**DIRECTIONS**
What follows is a set of entries. Repeat them exactly, but not their pictures.

**RECORDS FOR THIS TASK**
------------------------------------------------
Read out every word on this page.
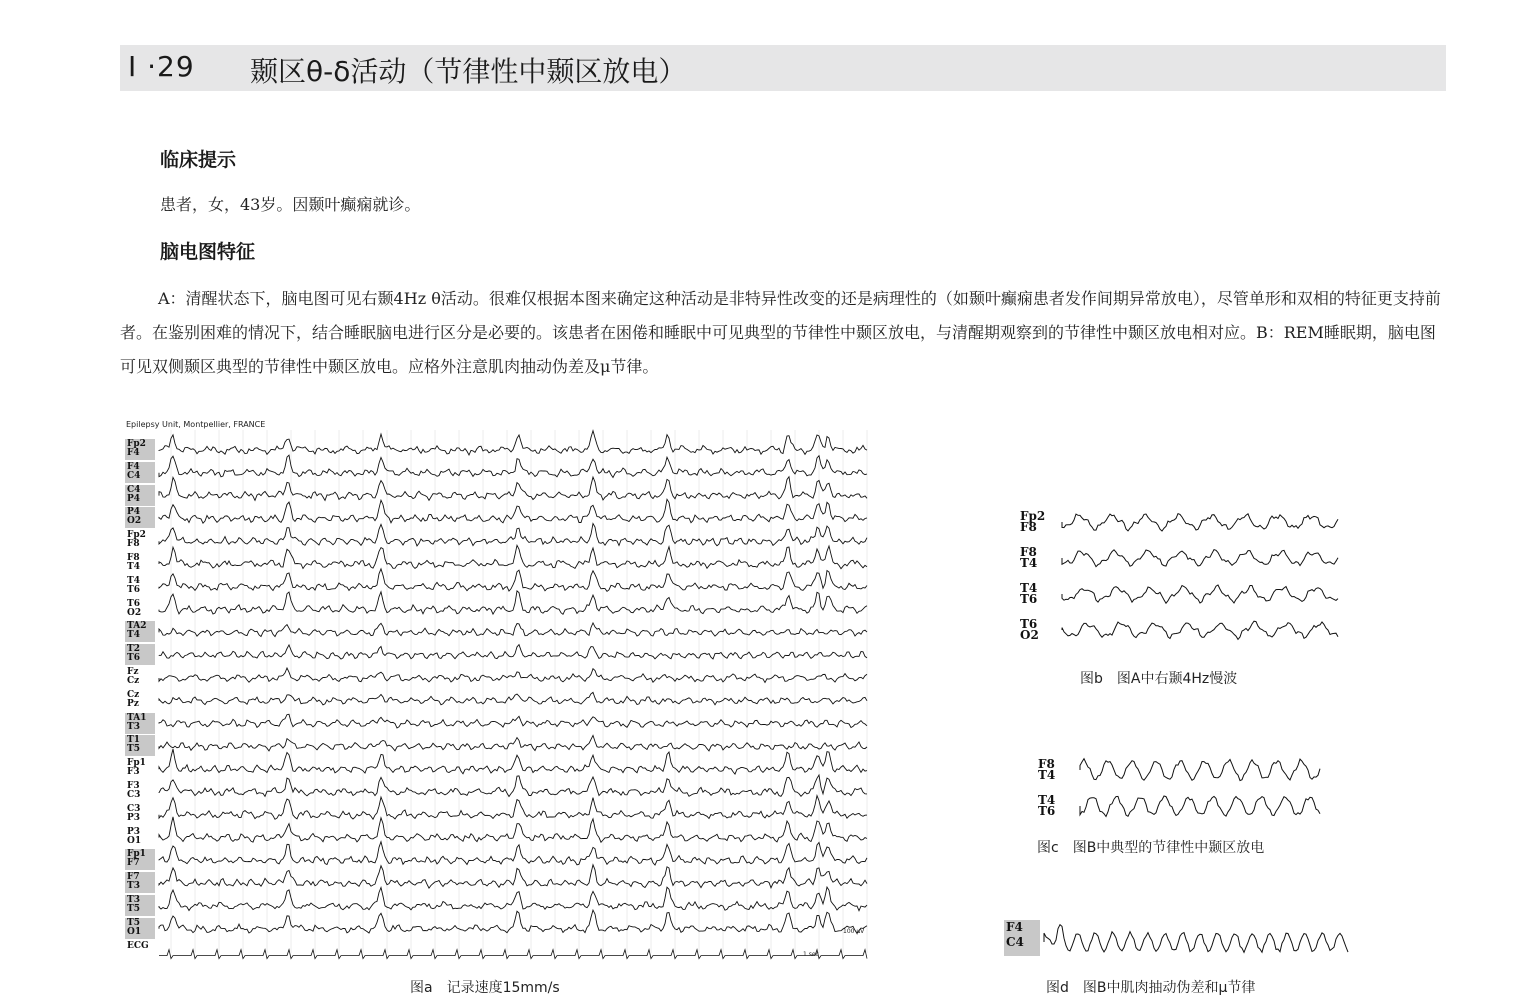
I ·29 颞区θ-δ活动（节律性中颞区放电）
临床提示
患者，女，43岁。因颞叶癫痫就诊。
脑电图特征
A：清醒状态下，脑电图可见右颞4Hz θ活动。很难仅根据本图来确定这种活动是非特异性改变的还是病理性的（如颞叶癫痫患者发作间期异常放电），尽管单形和双相的特征更支持前者。在鉴别困难的情况下，结合睡眠脑电进行区分是必要的。该患者在困倦和睡眠中可见典型的节律性中颞区放电，与清醒期观察到的节律性中颞区放电相对应。B：REM睡眠期，脑电图可见双侧颞区典型的节律性中颞区放电。应格外注意肌肉抽动伪差及μ节律。
Epilepsy Unit, Montpellier, FRANCE
Fp2
F4
F4
C4
C4
P4
P4
O2
Fp2
F8
F8
T4
T4
T6
T6
O2
TA2
T4
T2
T6
Fz
Cz
Cz
Pz
TA1
T3
T1
T5
Fp1
F3
F3
C3
C3
P3
P3
O1
Fp1
F7
F7
T3
T3
T5
T5
O1
ECG
1 sec
100 μV
图a　记录速度15mm/s
Fp2
F8
F8
T4
T4
T6
T6
O2
图b　图A中右颞4Hz慢波
F8
T4
T4
T6
图c　图B中典型的节律性中颞区放电
F4
C4
图d　图B中肌肉抽动伪差和μ节律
------------------------------------------------
**SOLUTION TO THIS EXERCISE**
Read out every word on this page.
I ·29 颞区θ-δ活动（节律性中颞区放电）
临床提示
患者，女，43岁。因颞叶癫痫就诊。
脑电图特征
A：清醒状态下，脑电图可见右颞4Hz θ活动。很难仅根据本图来确定这种活动是非特异性改变的还是病理性的（如颞叶癫痫患者发作间期异常放电），尽管单形和双相的特征更支持前者。在鉴别困难的情况下，结合睡眠脑电进行区分是必要的。该患者在困倦和睡眠中可见典型的节律性中颞区放电，与清醒期观察到的节律性中颞区放电相对应。B：REM睡眠期，脑电图可见双侧颞区典型的节律性中颞区放电。应格外注意肌肉抽动伪差及μ节律。
Epilepsy Unit, Montpellier, FRANCE
Fp2
F4
F4
C4
C4
P4
P4
O2
Fp2
F8
F8
T4
T4
T6
T6
O2
TA2
T4
T2
T6
Fz
Cz
Cz
Pz
TA1
T3
T1
T5
Fp1
F3
F3
C3
C3
P3
P3
O1
Fp1
F7
F7
T3
T3
T5
T5
O1
ECG
1 sec
100 μV
图a　记录速度15mm/s
Fp2
F8
F8
T4
T4
T6
T6
O2
图b　图A中右颞4Hz慢波
F8
T4
T4
T6
图c　图B中典型的节律性中颞区放电
F4
C4
图d　图B中肌肉抽动伪差和μ节律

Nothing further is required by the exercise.